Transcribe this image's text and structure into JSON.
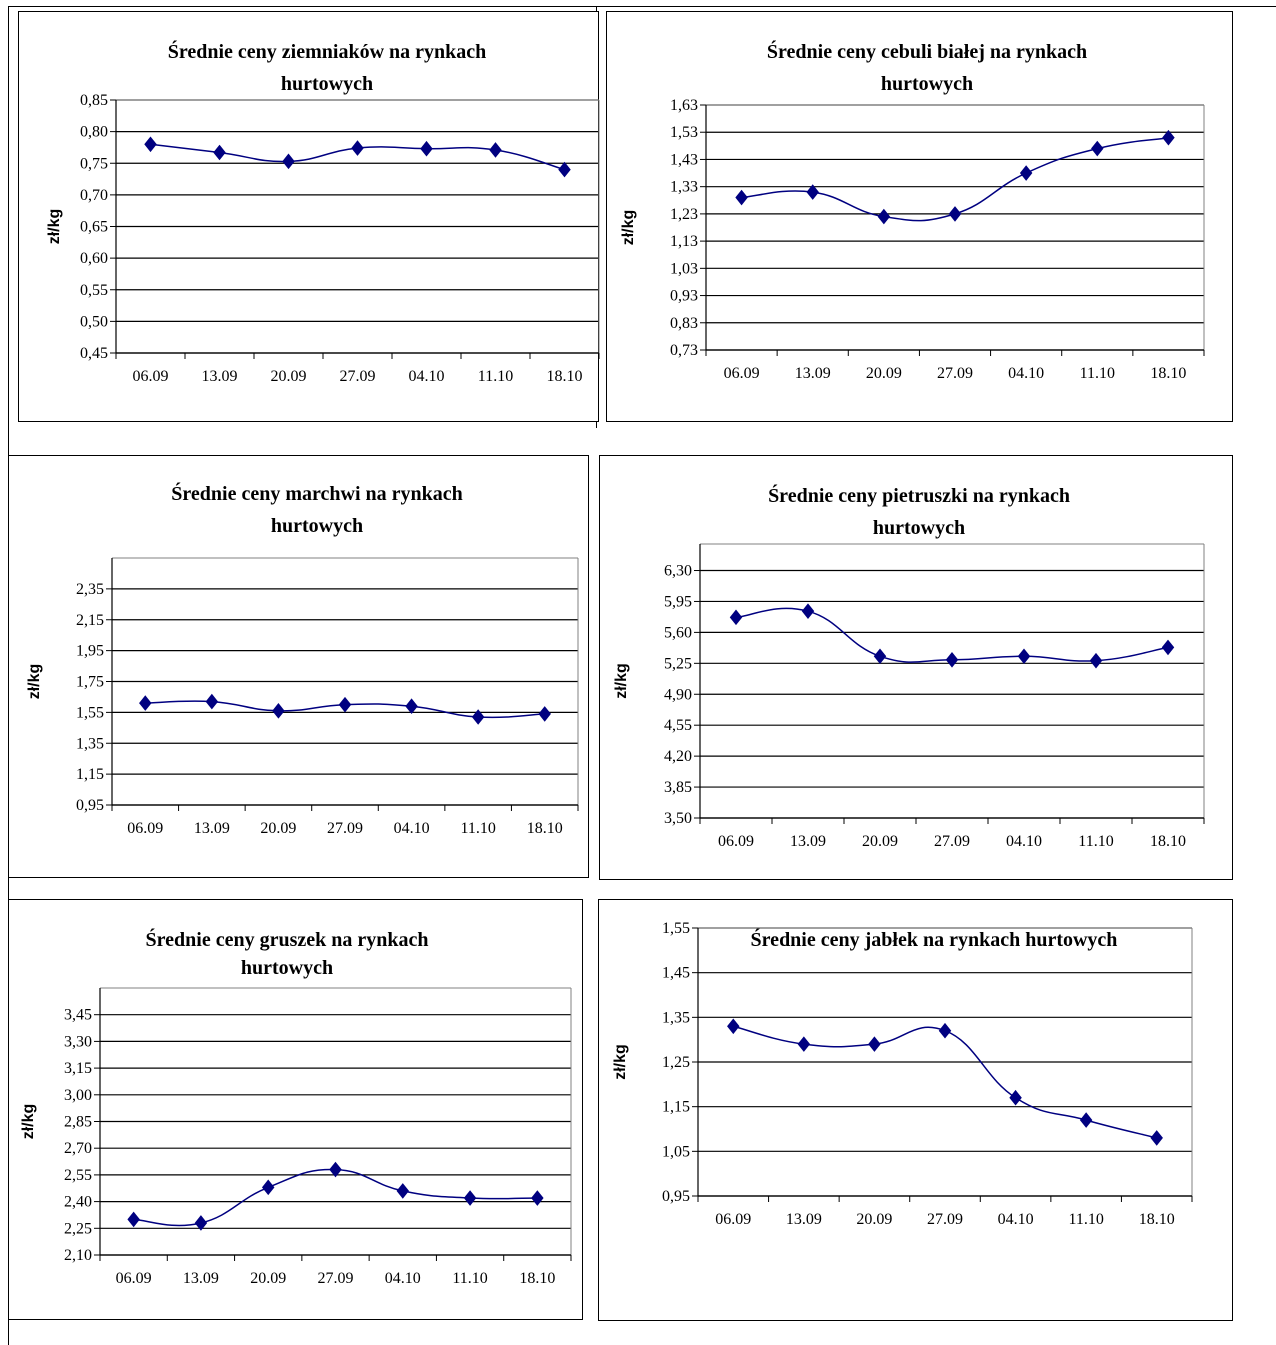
{
  "accent_color": "#000080",
  "chart_data": [
    {
      "type": "line",
      "title": [
        "Średnie ceny ziemniaków  na rynkach",
        "hurtowych"
      ],
      "ylabel": "zł/kg",
      "xlabel": "",
      "categories": [
        "06.09",
        "13.09",
        "20.09",
        "27.09",
        "04.10",
        "11.10",
        "18.10"
      ],
      "yticks": [
        "0,45",
        "0,50",
        "0,55",
        "0,60",
        "0,65",
        "0,70",
        "0,75",
        "0,80",
        "0,85"
      ],
      "ylim": [
        0.45,
        0.85
      ],
      "grid": true,
      "marker": "diamond",
      "series": [
        {
          "values": [
            0.78,
            0.767,
            0.753,
            0.774,
            0.773,
            0.771,
            0.74
          ]
        }
      ]
    },
    {
      "type": "line",
      "title": [
        "Średnie ceny cebuli białej na rynkach",
        "hurtowych"
      ],
      "ylabel": "zł/kg",
      "xlabel": "",
      "categories": [
        "06.09",
        "13.09",
        "20.09",
        "27.09",
        "04.10",
        "11.10",
        "18.10"
      ],
      "yticks": [
        "0,73",
        "0,83",
        "0,93",
        "1,03",
        "1,13",
        "1,23",
        "1,33",
        "1,43",
        "1,53",
        "1,63"
      ],
      "ylim": [
        0.73,
        1.63
      ],
      "grid": true,
      "marker": "diamond",
      "series": [
        {
          "values": [
            1.29,
            1.31,
            1.22,
            1.23,
            1.38,
            1.47,
            1.51
          ]
        }
      ]
    },
    {
      "type": "line",
      "title": [
        "Średnie ceny marchwi  na rynkach",
        "hurtowych"
      ],
      "ylabel": "zł/kg",
      "xlabel": "",
      "categories": [
        "06.09",
        "13.09",
        "20.09",
        "27.09",
        "04.10",
        "11.10",
        "18.10"
      ],
      "yticks": [
        "0,95",
        "1,15",
        "1,35",
        "1,55",
        "1,75",
        "1,95",
        "2,15",
        "2,35"
      ],
      "ylim": [
        0.95,
        2.55
      ],
      "grid": true,
      "marker": "diamond",
      "series": [
        {
          "values": [
            1.61,
            1.62,
            1.56,
            1.6,
            1.59,
            1.52,
            1.54
          ]
        }
      ]
    },
    {
      "type": "line",
      "title": [
        "Średnie ceny pietruszki na rynkach",
        "hurtowych"
      ],
      "ylabel": "zł/kg",
      "xlabel": "",
      "categories": [
        "06.09",
        "13.09",
        "20.09",
        "27.09",
        "04.10",
        "11.10",
        "18.10"
      ],
      "yticks": [
        "3,50",
        "3,85",
        "4,20",
        "4,55",
        "4,90",
        "5,25",
        "5,60",
        "5,95",
        "6,30"
      ],
      "ylim": [
        3.5,
        6.6
      ],
      "grid": true,
      "marker": "diamond",
      "series": [
        {
          "values": [
            5.77,
            5.84,
            5.33,
            5.29,
            5.33,
            5.28,
            5.43
          ]
        }
      ]
    },
    {
      "type": "line",
      "title": [
        "Średnie ceny gruszek na rynkach",
        "hurtowych"
      ],
      "ylabel": "zł/kg",
      "xlabel": "",
      "categories": [
        "06.09",
        "13.09",
        "20.09",
        "27.09",
        "04.10",
        "11.10",
        "18.10"
      ],
      "yticks": [
        "2,10",
        "2,25",
        "2,40",
        "2,55",
        "2,70",
        "2,85",
        "3,00",
        "3,15",
        "3,30",
        "3,45"
      ],
      "ylim": [
        2.1,
        3.6
      ],
      "grid": true,
      "marker": "diamond",
      "series": [
        {
          "values": [
            2.3,
            2.28,
            2.48,
            2.58,
            2.46,
            2.42,
            2.42
          ]
        }
      ]
    },
    {
      "type": "line",
      "title": [
        "Średnie ceny jabłek  na rynkach hurtowych"
      ],
      "ylabel": "zł/kg",
      "xlabel": "",
      "categories": [
        "06.09",
        "13.09",
        "20.09",
        "27.09",
        "04.10",
        "11.10",
        "18.10"
      ],
      "yticks": [
        "0,95",
        "1,05",
        "1,15",
        "1,25",
        "1,35",
        "1,45",
        "1,55"
      ],
      "ylim": [
        0.95,
        1.55
      ],
      "grid": true,
      "marker": "diamond",
      "series": [
        {
          "values": [
            1.33,
            1.29,
            1.29,
            1.32,
            1.17,
            1.12,
            1.08
          ]
        }
      ]
    }
  ]
}
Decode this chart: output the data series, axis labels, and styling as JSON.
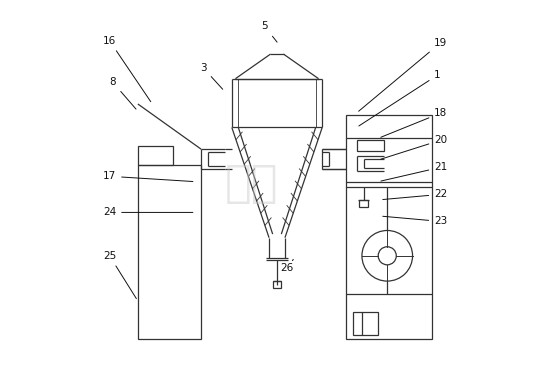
{
  "background_color": "#ffffff",
  "line_color": "#333333",
  "label_color": "#111111",
  "fig_width": 5.54,
  "fig_height": 3.67,
  "labels_pos": {
    "16": [
      0.055,
      0.895,
      0.155,
      0.72
    ],
    "8": [
      0.055,
      0.78,
      0.115,
      0.7
    ],
    "3": [
      0.305,
      0.82,
      0.355,
      0.755
    ],
    "5": [
      0.475,
      0.935,
      0.505,
      0.885
    ],
    "19": [
      0.935,
      0.89,
      0.72,
      0.695
    ],
    "1": [
      0.935,
      0.8,
      0.72,
      0.655
    ],
    "18": [
      0.935,
      0.695,
      0.78,
      0.625
    ],
    "20": [
      0.935,
      0.62,
      0.78,
      0.565
    ],
    "21": [
      0.935,
      0.545,
      0.78,
      0.505
    ],
    "22": [
      0.935,
      0.47,
      0.785,
      0.455
    ],
    "23": [
      0.935,
      0.395,
      0.785,
      0.41
    ],
    "17": [
      0.055,
      0.52,
      0.275,
      0.505
    ],
    "24": [
      0.055,
      0.42,
      0.275,
      0.42
    ],
    "25": [
      0.055,
      0.3,
      0.115,
      0.175
    ],
    "26": [
      0.51,
      0.265,
      0.545,
      0.29
    ]
  }
}
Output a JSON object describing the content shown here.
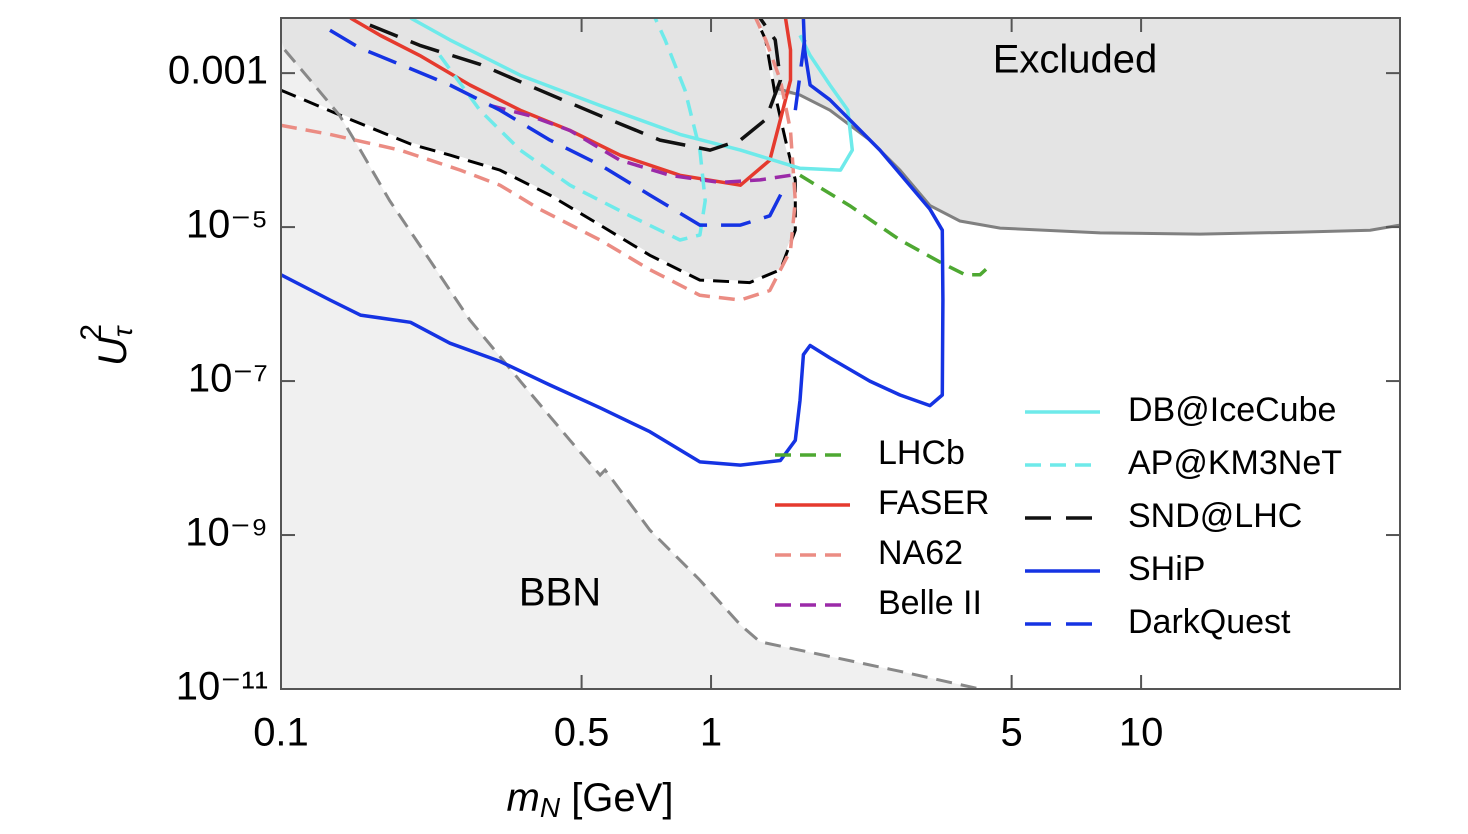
{
  "chart_data": {
    "type": "line",
    "xlabel": {
      "base": "m",
      "sub": "N",
      "rest": " [GeV]"
    },
    "ylabel": {
      "base": "U",
      "sub": "τ",
      "sup": "2"
    },
    "xscale": "log",
    "yscale": "log",
    "xlim": [
      0.1,
      40
    ],
    "ylim": [
      1e-11,
      0.0052
    ],
    "xticks": [
      0.1,
      0.5,
      1,
      5,
      10
    ],
    "yticks": [
      {
        "value": 1e-11,
        "label": "10⁻¹¹"
      },
      {
        "value": 1e-09,
        "label": "10⁻⁹"
      },
      {
        "value": 1e-07,
        "label": "10⁻⁷"
      },
      {
        "value": 1e-05,
        "label": "10⁻⁵"
      },
      0.001
    ],
    "grid": false,
    "legend": {
      "loc": "lower right",
      "columns": 2
    },
    "areas": [
      {
        "name": "Excluded",
        "fill": "#e4e4e4",
        "to": "top",
        "label_color": "#000000",
        "x": [
          0.1,
          0.145,
          0.2,
          0.247,
          0.323,
          0.422,
          0.552,
          0.721,
          0.942,
          1.23,
          1.45,
          1.57,
          1.57,
          1.49,
          1.41,
          1.61,
          1.89,
          2.34,
          2.75,
          3.23,
          3.79,
          4.7,
          8.03,
          13.7,
          23.4,
          34.1,
          40
        ],
        "y": [
          0.0006,
          0.00025,
          0.00012,
          8.6e-05,
          5.5e-05,
          2.6e-05,
          1.06e-05,
          4.3e-06,
          2.05e-06,
          1.9e-06,
          2.8e-06,
          9.1e-06,
          4.1e-05,
          0.000135,
          0.00052,
          0.00052,
          0.00033,
          0.000135,
          5.5e-05,
          1.9e-05,
          1.2e-05,
          9.7e-06,
          8.4e-06,
          8.1e-06,
          8.6e-06,
          9.1e-06,
          1.06e-05
        ]
      },
      {
        "name": "BBN",
        "fill": "#f0f0f0",
        "to": "bottom",
        "label_color": "#888888",
        "x": [
          0.1,
          0.102,
          0.117,
          0.137,
          0.153,
          0.179,
          0.222,
          0.275,
          0.36,
          0.47,
          0.552,
          0.567,
          0.721,
          0.942,
          1.17,
          1.3,
          1.8,
          2.75,
          4.22
        ],
        "y": [
          0.0027,
          0.002,
          0.00081,
          0.00028,
          0.0001,
          2.2e-05,
          3.7e-06,
          6.2e-07,
          1e-07,
          1.7e-08,
          6e-09,
          7e-09,
          1.16e-09,
          2.6e-10,
          6.8e-11,
          4.1e-11,
          2.8e-11,
          1.7e-11,
          1e-11
        ]
      }
    ],
    "boundaries": [
      {
        "color": "#000000",
        "gap_color": "#ffffff",
        "dash": "dashed",
        "x": [
          0.1,
          0.145,
          0.2,
          0.247,
          0.323,
          0.422,
          0.552,
          0.721,
          0.942,
          1.23,
          1.45,
          1.57,
          1.57,
          1.49,
          1.41,
          1.34,
          1.27
        ],
        "y": [
          0.0006,
          0.00025,
          0.00012,
          8.6e-05,
          5.5e-05,
          2.6e-05,
          1.06e-05,
          4.3e-06,
          2.05e-06,
          1.9e-06,
          2.8e-06,
          9.1e-06,
          4.1e-05,
          0.000135,
          0.00052,
          0.0027,
          0.0052
        ]
      },
      {
        "color": "#808080",
        "dash": "solid",
        "x": [
          1.41,
          1.61,
          1.89,
          2.34,
          2.75,
          3.23,
          3.79,
          4.7,
          8.03,
          13.7,
          23.4,
          34.1,
          40
        ],
        "y": [
          0.00064,
          0.00052,
          0.00033,
          0.000135,
          5.5e-05,
          1.9e-05,
          1.2e-05,
          9.7e-06,
          8.4e-06,
          8.1e-06,
          8.6e-06,
          9.1e-06,
          1.06e-05
        ]
      },
      {
        "color": "#888888",
        "dash": "dashed",
        "x": [
          0.102,
          0.117,
          0.137,
          0.153,
          0.179,
          0.222,
          0.275,
          0.36,
          0.47,
          0.552,
          0.567,
          0.721,
          0.942,
          1.17,
          1.3,
          1.8,
          2.75,
          4.22
        ],
        "y": [
          0.002,
          0.00081,
          0.00028,
          0.0001,
          2.2e-05,
          3.7e-06,
          6.2e-07,
          1e-07,
          1.7e-08,
          6e-09,
          7e-09,
          1.16e-09,
          2.6e-10,
          6.8e-11,
          4.1e-11,
          2.8e-11,
          1.7e-11,
          1e-11
        ]
      }
    ],
    "series": [
      {
        "name": "LHCb",
        "color": "#4ea832",
        "dash": "dashed",
        "x": [
          1.61,
          2.1,
          2.75,
          3.41,
          3.9,
          4.22,
          4.38
        ],
        "values": [
          4.7e-05,
          1.9e-05,
          6.8e-06,
          3.5e-06,
          2.4e-06,
          2.4e-06,
          2.9e-06
        ]
      },
      {
        "name": "FASER",
        "color": "#e53a2e",
        "dash": "solid",
        "x": [
          0.145,
          0.17,
          0.21,
          0.275,
          0.36,
          0.47,
          0.614,
          0.847,
          1.17,
          1.37,
          1.45,
          1.53,
          1.53,
          1.49
        ],
        "values": [
          0.0052,
          0.0031,
          0.0017,
          0.0007,
          0.00033,
          0.00018,
          8.6e-05,
          4.7e-05,
          3.5e-05,
          7.4e-05,
          0.00025,
          0.00081,
          0.002,
          0.0052
        ]
      },
      {
        "name": "NA62",
        "color": "#eb8c83",
        "dash": "dashed",
        "x": [
          0.1,
          0.13,
          0.189,
          0.261,
          0.323,
          0.4,
          0.552,
          0.721,
          0.942,
          1.17,
          1.37,
          1.53,
          1.57,
          1.53,
          1.45,
          1.34,
          1.27
        ],
        "values": [
          0.00021,
          0.00016,
          0.0001,
          5.5e-05,
          3.5e-05,
          1.7e-05,
          6.8e-06,
          2.8e-06,
          1.3e-06,
          1.13e-06,
          1.5e-06,
          5e-06,
          2.2e-05,
          0.00018,
          0.00081,
          0.0027,
          0.0052
        ]
      },
      {
        "name": "Belle II",
        "color": "#9b2aa8",
        "dash": "dashed",
        "x": [
          0.306,
          0.379,
          0.47,
          0.614,
          0.803,
          1.05,
          1.3,
          1.53
        ],
        "values": [
          0.00038,
          0.00028,
          0.00018,
          7.4e-05,
          4.7e-05,
          3.8e-05,
          4.1e-05,
          4.7e-05
        ]
      },
      {
        "name": "DB@IceCube",
        "color": "#6eeaea",
        "dash": "solid",
        "x": [
          0.2,
          0.247,
          0.36,
          0.552,
          0.847,
          1.17,
          1.61,
          2.0,
          2.13,
          2.08,
          1.89,
          1.7,
          1.61
        ],
        "values": [
          0.0052,
          0.0027,
          0.00094,
          0.00038,
          0.00016,
          0.0001,
          5.8e-05,
          5.5e-05,
          0.0001,
          0.00033,
          0.0007,
          0.0017,
          0.0031
        ]
      },
      {
        "name": "AP@KM3NeT",
        "color": "#6eeaea",
        "dash": "dashed",
        "x": [
          0.234,
          0.29,
          0.36,
          0.47,
          0.648,
          0.847,
          0.942,
          0.969,
          0.942,
          0.87,
          0.782,
          0.741
        ],
        "values": [
          0.0017,
          0.00033,
          0.0001,
          3.5e-05,
          1.4e-05,
          6.8e-06,
          7.9e-06,
          2.2e-05,
          0.0001,
          0.0006,
          0.0027,
          0.0052
        ]
      },
      {
        "name": "SND@LHC",
        "color": "#111111",
        "dash": "long-dashed",
        "x": [
          0.161,
          0.21,
          0.29,
          0.4,
          0.552,
          0.761,
          0.995,
          1.17,
          1.34,
          1.45,
          1.41,
          1.3
        ],
        "values": [
          0.0042,
          0.0023,
          0.0013,
          0.0006,
          0.00028,
          0.000135,
          0.0001,
          0.000135,
          0.00025,
          0.00081,
          0.0027,
          0.0052
        ]
      },
      {
        "name": "SHiP",
        "color": "#1533e3",
        "dash": "solid",
        "x": [
          0.1,
          0.13,
          0.153,
          0.2,
          0.247,
          0.323,
          0.422,
          0.552,
          0.721,
          0.942,
          1.17,
          1.45,
          1.57,
          1.61,
          1.64,
          1.7,
          1.89,
          2.34,
          2.75,
          3.23,
          3.45,
          3.46,
          3.45,
          3.23,
          2.47,
          1.89,
          1.7,
          1.65,
          1.64
        ],
        "values": [
          2.4e-06,
          1.13e-06,
          7.2e-07,
          5.8e-07,
          3.1e-07,
          1.8e-07,
          8.9e-08,
          4.5e-08,
          2.2e-08,
          8.9e-09,
          8.1e-09,
          9.3e-09,
          1.7e-08,
          5.6e-08,
          2.2e-07,
          2.9e-07,
          2e-07,
          1e-07,
          6.6e-08,
          4.8e-08,
          6.6e-08,
          1.13e-06,
          9.1e-06,
          1.7e-05,
          0.0001,
          0.00045,
          0.0007,
          0.002,
          0.0052
        ]
      },
      {
        "name": "DarkQuest",
        "color": "#1533e3",
        "dash": "long-dashed",
        "x": [
          0.13,
          0.153,
          0.189,
          0.247,
          0.323,
          0.422,
          0.552,
          0.721,
          0.942,
          1.17,
          1.37,
          1.49,
          null,
          1.57,
          1.65
        ],
        "values": [
          0.0036,
          0.0021,
          0.0013,
          0.0007,
          0.00033,
          0.000135,
          6.4e-05,
          2.6e-05,
          1.06e-05,
          1.06e-05,
          1.4e-05,
          3.5e-05,
          null,
          0.00033,
          0.0027
        ]
      }
    ]
  }
}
*-*-*
TASK TO CARRY OUT -> Copy out each line in the preceding records that contains "rynkach".

RESULT OF THIS EXERCISE ->
        "Średnie ceny ziemniaków  na rynkach",
        "Średnie ceny cebuli białej na rynkach",
        "Średnie ceny marchwi  na rynkach",
        "Średnie ceny pietruszki na rynkach",
        "Średnie ceny gruszek na rynkach",
        "Średnie ceny jabłek  na rynkach hurtowych"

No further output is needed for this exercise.